━━━ Dataset rows ━━━

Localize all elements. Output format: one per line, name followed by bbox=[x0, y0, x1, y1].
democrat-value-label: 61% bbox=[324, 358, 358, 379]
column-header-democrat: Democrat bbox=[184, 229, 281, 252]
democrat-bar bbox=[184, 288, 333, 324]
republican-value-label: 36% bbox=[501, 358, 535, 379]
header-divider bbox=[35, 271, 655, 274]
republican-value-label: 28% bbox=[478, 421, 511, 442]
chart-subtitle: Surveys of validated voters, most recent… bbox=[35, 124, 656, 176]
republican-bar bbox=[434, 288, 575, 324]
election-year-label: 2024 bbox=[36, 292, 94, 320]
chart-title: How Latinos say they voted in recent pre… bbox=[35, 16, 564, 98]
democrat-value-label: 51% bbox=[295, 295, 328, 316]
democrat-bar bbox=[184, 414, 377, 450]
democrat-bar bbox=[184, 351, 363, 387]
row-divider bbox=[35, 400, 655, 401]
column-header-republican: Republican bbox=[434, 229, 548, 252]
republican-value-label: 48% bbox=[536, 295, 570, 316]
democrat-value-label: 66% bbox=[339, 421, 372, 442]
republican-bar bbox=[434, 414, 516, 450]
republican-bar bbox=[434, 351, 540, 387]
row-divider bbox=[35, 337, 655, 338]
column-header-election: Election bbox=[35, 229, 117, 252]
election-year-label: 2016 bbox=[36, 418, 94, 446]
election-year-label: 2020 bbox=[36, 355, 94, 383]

━━━

* Task objective *
Gather every line of the items above that contains the word "column".

* Complete response *
column-header-democrat: Democrat bbox=[184, 229, 281, 252]
column-header-republican: Republican bbox=[434, 229, 548, 252]
column-header-election: Election bbox=[35, 229, 117, 252]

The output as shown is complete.